* _TASK DIRECTIONS_: Leave every picture out and write out the records below exactly.

[START OF INFORMATION SHOWN]

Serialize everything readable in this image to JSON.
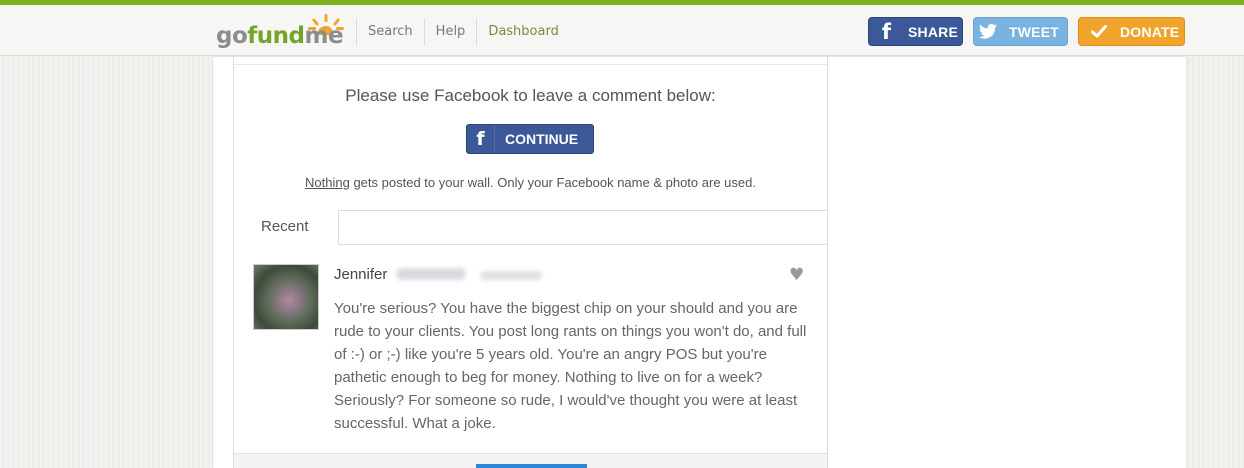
{
  "header": {
    "logo": {
      "go": "go",
      "fund": "fund",
      "me": "me"
    },
    "nav": [
      "Search",
      "Help",
      "Dashboard"
    ],
    "share_label": "SHARE",
    "tweet_label": "TWEET",
    "donate_label": "DONATE",
    "colors": {
      "stripe": "#7eb11e",
      "share": "#3b5998",
      "tweet": "#7ab3e0",
      "donate": "#f1a42d"
    }
  },
  "facebook": {
    "prompt": "Please use Facebook to leave a comment below:",
    "continue_label": "CONTINUE",
    "note_underlined": "Nothing",
    "note_rest": " gets posted to your wall. Only your Facebook name & photo are used."
  },
  "tabs": {
    "recent": "Recent"
  },
  "comments": [
    {
      "name": "Jennifer",
      "text": "You're serious? You have the biggest chip on your should and you are rude to your clients. You post long rants on things you won't do, and full of :-) or ;-) like you're 5 years old. You're an angry POS but you're pathetic enough to beg for money. Nothing to live on for a week? Seriously? For someone so rude, I would've thought you were at least successful. What a joke."
    }
  ],
  "icons": {
    "facebook": "facebook-f-icon",
    "twitter": "twitter-bird-icon",
    "donate": "check-icon",
    "like": "heart-icon",
    "logo": "sun-icon"
  }
}
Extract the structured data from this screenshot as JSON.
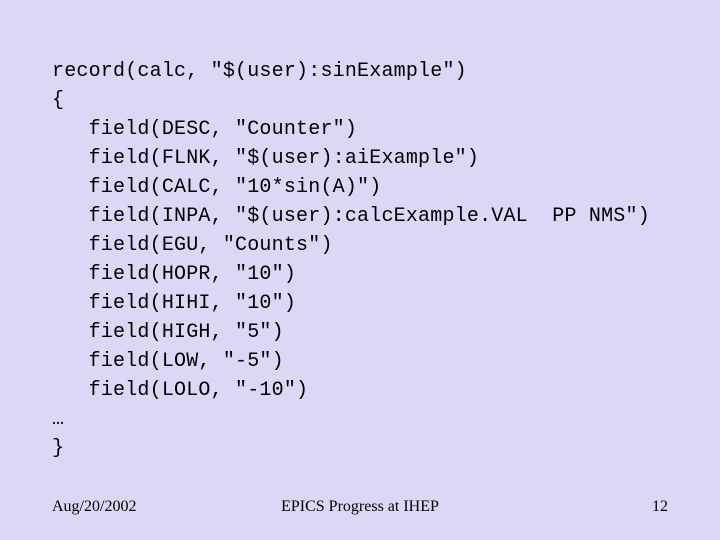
{
  "code": {
    "line1": "record(calc, \"$(user):sinExample\")",
    "line2": "{",
    "line3": "   field(DESC, \"Counter\")",
    "line4": "   field(FLNK, \"$(user):aiExample\")",
    "line5": "   field(CALC, \"10*sin(A)\")",
    "line6": "   field(INPA, \"$(user):calcExample.VAL  PP NMS\")",
    "line7": "   field(EGU, \"Counts\")",
    "line8": "   field(HOPR, \"10\")",
    "line9": "   field(HIHI, \"10\")",
    "line10": "   field(HIGH, \"5\")",
    "line11": "   field(LOW, \"-5\")",
    "line12": "   field(LOLO, \"-10\")",
    "line13": "…",
    "line14": "}"
  },
  "footer": {
    "date": "Aug/20/2002",
    "title": "EPICS Progress at IHEP",
    "page": "12"
  }
}
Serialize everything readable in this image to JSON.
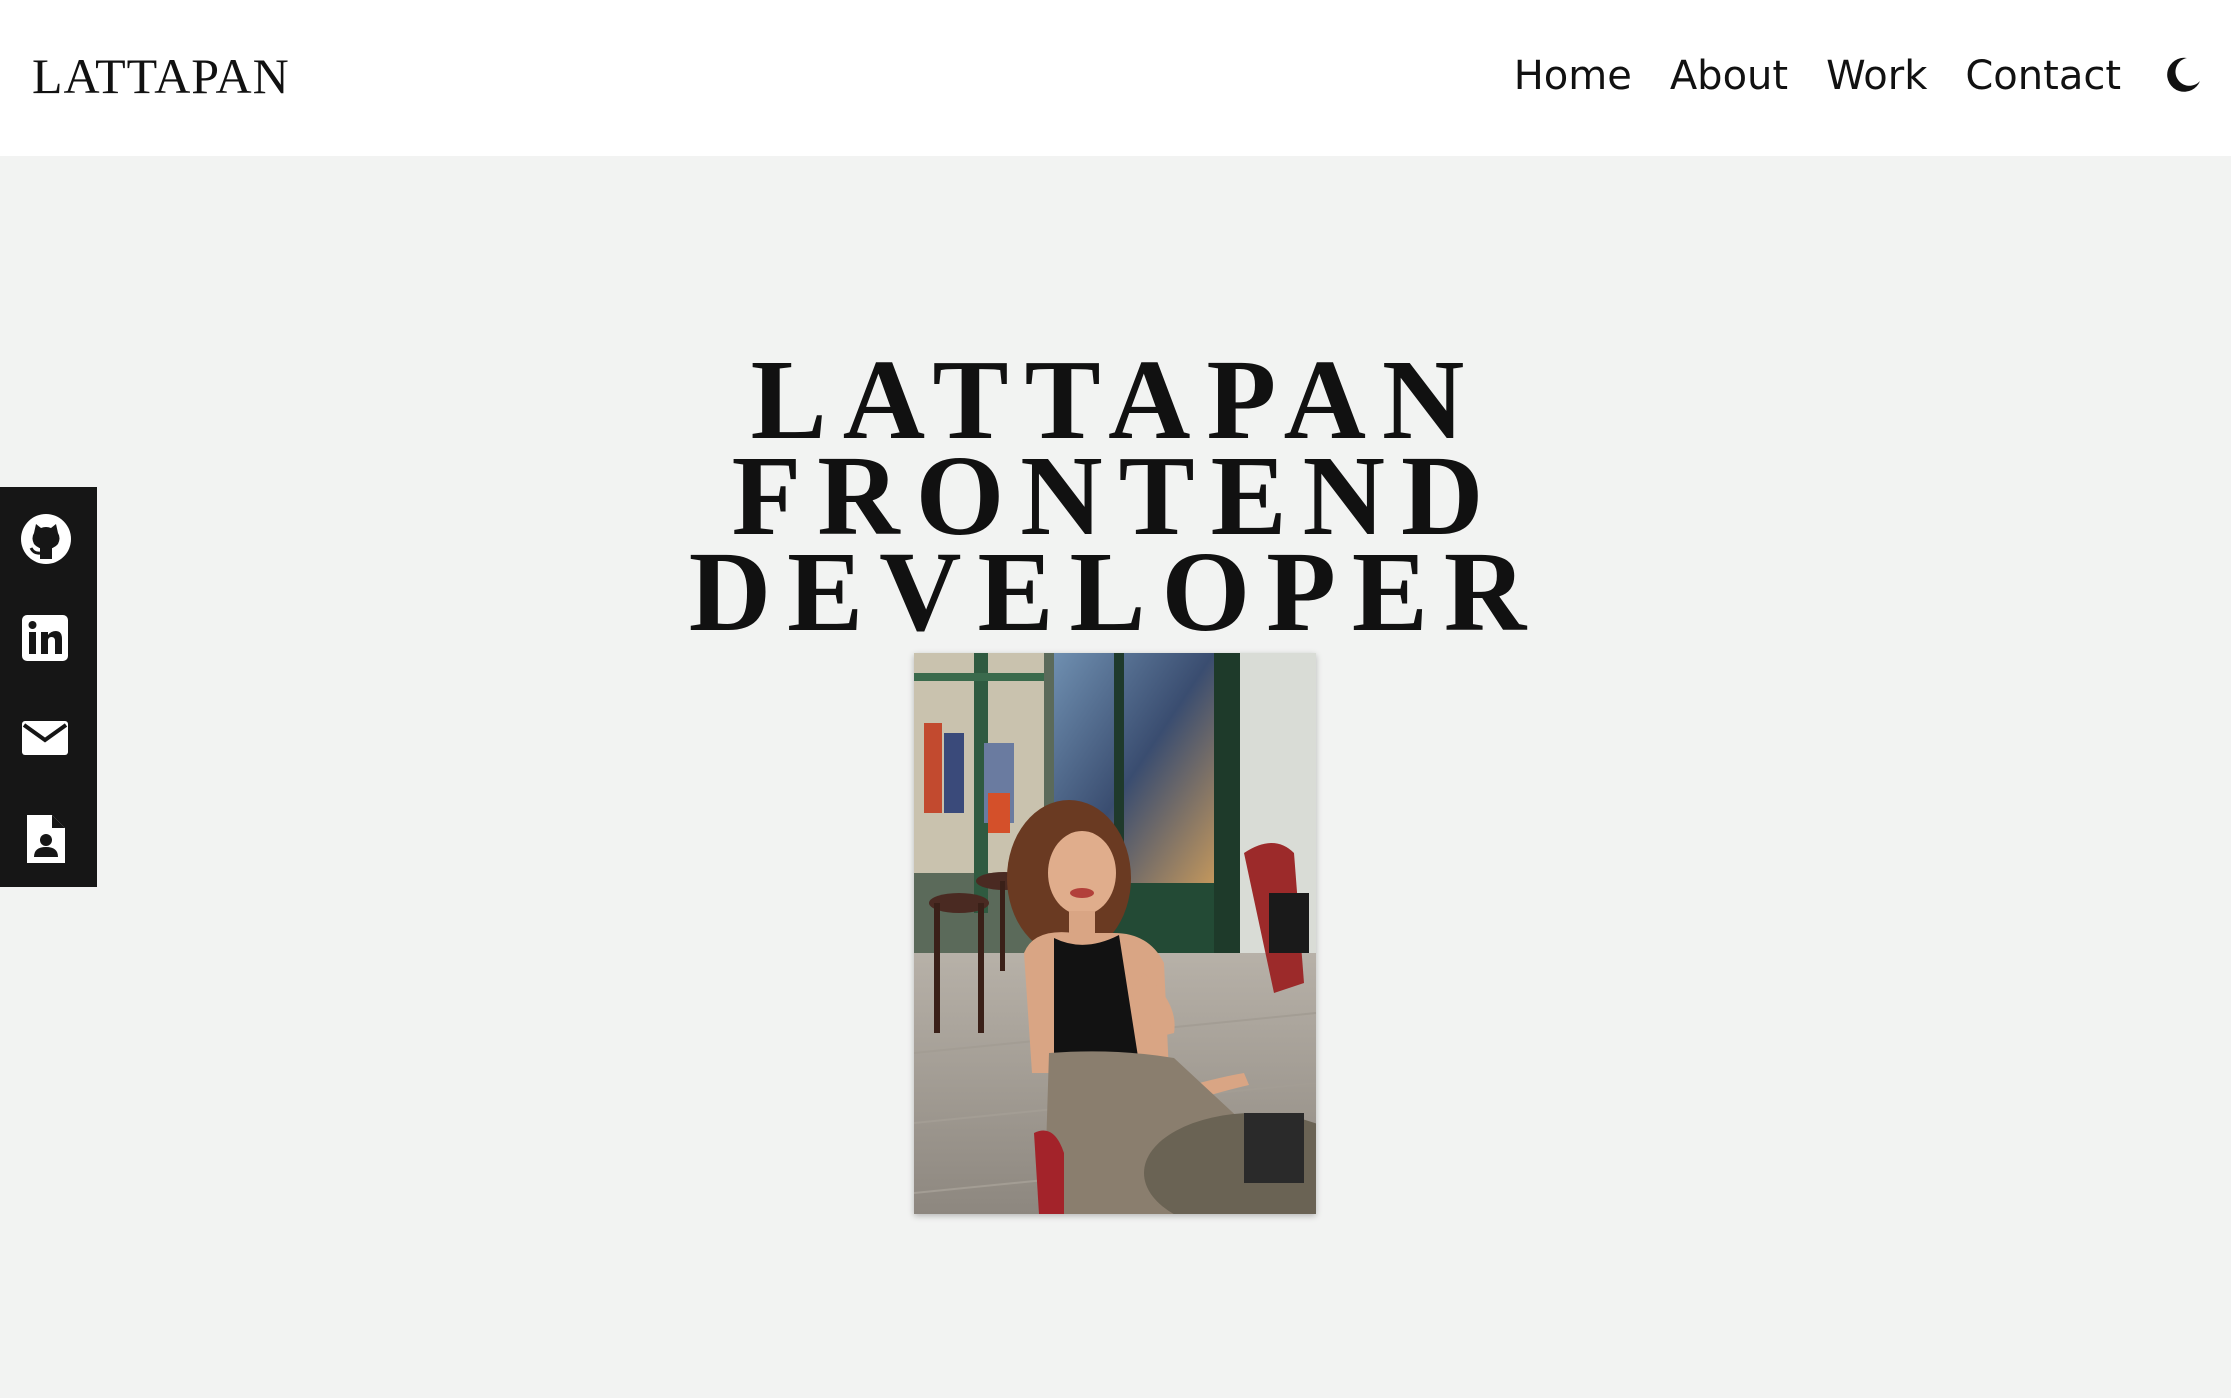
{
  "header": {
    "logo": "LATTAPAN",
    "nav": [
      "Home",
      "About",
      "Work",
      "Contact"
    ],
    "theme_icon": "moon-icon"
  },
  "social": {
    "icons": [
      "github-icon",
      "linkedin-icon",
      "mail-icon",
      "resume-icon"
    ]
  },
  "hero": {
    "lines": [
      "LATTAPAN",
      "FRONTEND",
      "DEVELOPER"
    ],
    "photo": "portrait-photo"
  },
  "colors": {
    "page_bg": "#f2f3f2",
    "header_bg": "#ffffff",
    "sidebar_bg": "#161616",
    "text": "#111111"
  }
}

[END OF INFORMATION SHOWN]

* _ANSWER TO THIS TASK_:
Serialize everything readable in this image to JSON.
{
  "header": {
    "logo": {
      "go": "go",
      "fund": "fund",
      "me": "me"
    },
    "nav": [
      "Search",
      "Help",
      "Dashboard"
    ],
    "share_label": "SHARE",
    "tweet_label": "TWEET",
    "donate_label": "DONATE",
    "colors": {
      "stripe": "#7eb11e",
      "share": "#3b5998",
      "tweet": "#7ab3e0",
      "donate": "#f1a42d"
    }
  },
  "facebook": {
    "prompt": "Please use Facebook to leave a comment below:",
    "continue_label": "CONTINUE",
    "note_underlined": "Nothing",
    "note_rest": " gets posted to your wall. Only your Facebook name & photo are used."
  },
  "tabs": {
    "recent": "Recent"
  },
  "comments": [
    {
      "name": "Jennifer",
      "text": "You're serious? You have the biggest chip on your should and you are rude to your clients. You post long rants on things you won't do, and full of :-) or ;-) like you're 5 years old. You're an angry POS but you're pathetic enough to beg for money. Nothing to live on for a week? Seriously? For someone so rude, I would've thought you were at least successful. What a joke."
    }
  ],
  "icons": {
    "facebook": "facebook-f-icon",
    "twitter": "twitter-bird-icon",
    "donate": "check-icon",
    "like": "heart-icon",
    "logo": "sun-icon"
  }
}
Extract the structured data from this screenshot as JSON.
{
  "code": {
    "line1": "record(calc, \"$(user):sinExample\")",
    "line2": "{",
    "line3": "   field(DESC, \"Counter\")",
    "line4": "   field(FLNK, \"$(user):aiExample\")",
    "line5": "   field(CALC, \"10*sin(A)\")",
    "line6": "   field(INPA, \"$(user):calcExample.VAL  PP NMS\")",
    "line7": "   field(EGU, \"Counts\")",
    "line8": "   field(HOPR, \"10\")",
    "line9": "   field(HIHI, \"10\")",
    "line10": "   field(HIGH, \"5\")",
    "line11": "   field(LOW, \"-5\")",
    "line12": "   field(LOLO, \"-10\")",
    "line13": "…",
    "line14": "}"
  },
  "footer": {
    "date": "Aug/20/2002",
    "title": "EPICS Progress at IHEP",
    "page": "12"
  }
}
Serialize everything readable in this image to JSON.
{
  "header": {
    "logo": "LATTAPAN",
    "nav": [
      "Home",
      "About",
      "Work",
      "Contact"
    ],
    "theme_icon": "moon-icon"
  },
  "social": {
    "icons": [
      "github-icon",
      "linkedin-icon",
      "mail-icon",
      "resume-icon"
    ]
  },
  "hero": {
    "lines": [
      "LATTAPAN",
      "FRONTEND",
      "DEVELOPER"
    ],
    "photo": "portrait-photo"
  },
  "colors": {
    "page_bg": "#f2f3f2",
    "header_bg": "#ffffff",
    "sidebar_bg": "#161616",
    "text": "#111111"
  }
}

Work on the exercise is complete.